#### Written request:
Wherever the string "this" shows up in a line, count that line. Give the total alone.

----

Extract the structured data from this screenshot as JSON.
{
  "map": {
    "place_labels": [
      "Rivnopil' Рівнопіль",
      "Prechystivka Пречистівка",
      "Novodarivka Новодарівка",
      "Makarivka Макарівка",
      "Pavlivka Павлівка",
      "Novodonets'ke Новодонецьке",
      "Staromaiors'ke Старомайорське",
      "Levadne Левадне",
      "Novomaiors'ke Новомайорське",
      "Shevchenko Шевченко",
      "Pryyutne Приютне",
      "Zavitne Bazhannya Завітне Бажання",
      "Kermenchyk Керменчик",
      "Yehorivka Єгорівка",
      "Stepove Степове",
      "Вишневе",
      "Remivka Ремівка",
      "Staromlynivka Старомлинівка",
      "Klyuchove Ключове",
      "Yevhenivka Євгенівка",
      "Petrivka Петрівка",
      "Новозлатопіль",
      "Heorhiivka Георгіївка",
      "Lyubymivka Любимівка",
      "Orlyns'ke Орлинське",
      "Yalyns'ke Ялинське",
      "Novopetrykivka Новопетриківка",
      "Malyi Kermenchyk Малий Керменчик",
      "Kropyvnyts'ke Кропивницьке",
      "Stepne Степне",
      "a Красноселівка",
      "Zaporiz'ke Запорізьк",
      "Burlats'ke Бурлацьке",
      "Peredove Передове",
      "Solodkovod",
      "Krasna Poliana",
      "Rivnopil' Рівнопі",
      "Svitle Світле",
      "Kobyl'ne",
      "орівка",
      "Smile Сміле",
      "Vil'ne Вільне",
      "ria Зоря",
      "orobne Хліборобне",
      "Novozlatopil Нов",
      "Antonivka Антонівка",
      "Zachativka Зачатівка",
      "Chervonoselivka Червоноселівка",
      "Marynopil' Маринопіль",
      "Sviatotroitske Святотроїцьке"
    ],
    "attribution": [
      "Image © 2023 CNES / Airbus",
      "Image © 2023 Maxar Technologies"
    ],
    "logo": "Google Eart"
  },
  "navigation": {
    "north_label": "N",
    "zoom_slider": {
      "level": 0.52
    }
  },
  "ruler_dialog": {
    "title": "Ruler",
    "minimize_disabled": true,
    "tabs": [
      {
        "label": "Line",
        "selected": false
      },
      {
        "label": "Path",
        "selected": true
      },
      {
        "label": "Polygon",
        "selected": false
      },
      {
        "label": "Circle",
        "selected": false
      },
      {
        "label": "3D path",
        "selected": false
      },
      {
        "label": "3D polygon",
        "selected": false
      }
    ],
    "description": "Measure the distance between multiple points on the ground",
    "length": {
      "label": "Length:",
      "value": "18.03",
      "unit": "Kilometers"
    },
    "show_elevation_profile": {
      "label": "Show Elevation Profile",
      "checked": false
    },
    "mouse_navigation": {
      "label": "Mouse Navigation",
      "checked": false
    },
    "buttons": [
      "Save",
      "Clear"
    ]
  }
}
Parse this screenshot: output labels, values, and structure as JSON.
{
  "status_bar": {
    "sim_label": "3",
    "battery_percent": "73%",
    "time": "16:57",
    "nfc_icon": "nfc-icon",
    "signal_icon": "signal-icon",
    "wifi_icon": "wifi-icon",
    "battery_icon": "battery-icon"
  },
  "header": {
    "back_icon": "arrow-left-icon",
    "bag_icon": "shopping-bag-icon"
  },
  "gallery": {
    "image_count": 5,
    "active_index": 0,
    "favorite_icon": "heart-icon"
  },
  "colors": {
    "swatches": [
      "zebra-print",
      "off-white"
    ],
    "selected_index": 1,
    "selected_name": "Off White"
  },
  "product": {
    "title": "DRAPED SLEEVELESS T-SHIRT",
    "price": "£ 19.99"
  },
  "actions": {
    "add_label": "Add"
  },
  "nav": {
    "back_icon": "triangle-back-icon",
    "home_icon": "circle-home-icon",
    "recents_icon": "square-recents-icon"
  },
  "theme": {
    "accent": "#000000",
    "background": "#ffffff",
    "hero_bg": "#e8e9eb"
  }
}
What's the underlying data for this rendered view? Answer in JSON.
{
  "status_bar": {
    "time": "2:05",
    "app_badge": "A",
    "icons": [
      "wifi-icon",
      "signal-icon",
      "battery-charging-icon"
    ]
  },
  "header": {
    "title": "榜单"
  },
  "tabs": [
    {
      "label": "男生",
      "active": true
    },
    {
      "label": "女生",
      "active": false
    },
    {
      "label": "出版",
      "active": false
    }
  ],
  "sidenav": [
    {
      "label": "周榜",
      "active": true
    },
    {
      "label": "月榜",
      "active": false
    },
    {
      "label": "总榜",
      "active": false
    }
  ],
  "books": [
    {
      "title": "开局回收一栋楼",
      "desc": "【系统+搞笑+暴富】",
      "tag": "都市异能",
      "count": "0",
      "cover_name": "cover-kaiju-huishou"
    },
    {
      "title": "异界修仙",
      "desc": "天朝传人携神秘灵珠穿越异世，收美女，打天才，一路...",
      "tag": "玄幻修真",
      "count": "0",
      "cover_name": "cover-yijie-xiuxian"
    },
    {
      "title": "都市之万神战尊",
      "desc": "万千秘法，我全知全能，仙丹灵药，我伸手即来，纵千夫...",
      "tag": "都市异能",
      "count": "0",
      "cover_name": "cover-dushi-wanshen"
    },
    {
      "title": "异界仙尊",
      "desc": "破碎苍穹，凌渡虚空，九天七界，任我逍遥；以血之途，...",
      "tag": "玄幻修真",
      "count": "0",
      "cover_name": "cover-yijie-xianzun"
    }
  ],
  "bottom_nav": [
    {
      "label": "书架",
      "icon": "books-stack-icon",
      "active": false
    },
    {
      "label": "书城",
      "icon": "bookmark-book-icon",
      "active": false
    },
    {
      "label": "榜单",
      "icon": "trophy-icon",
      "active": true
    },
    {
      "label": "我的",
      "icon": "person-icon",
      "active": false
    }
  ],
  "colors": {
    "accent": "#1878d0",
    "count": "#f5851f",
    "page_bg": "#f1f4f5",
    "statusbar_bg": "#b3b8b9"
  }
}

----

#### The solution:
3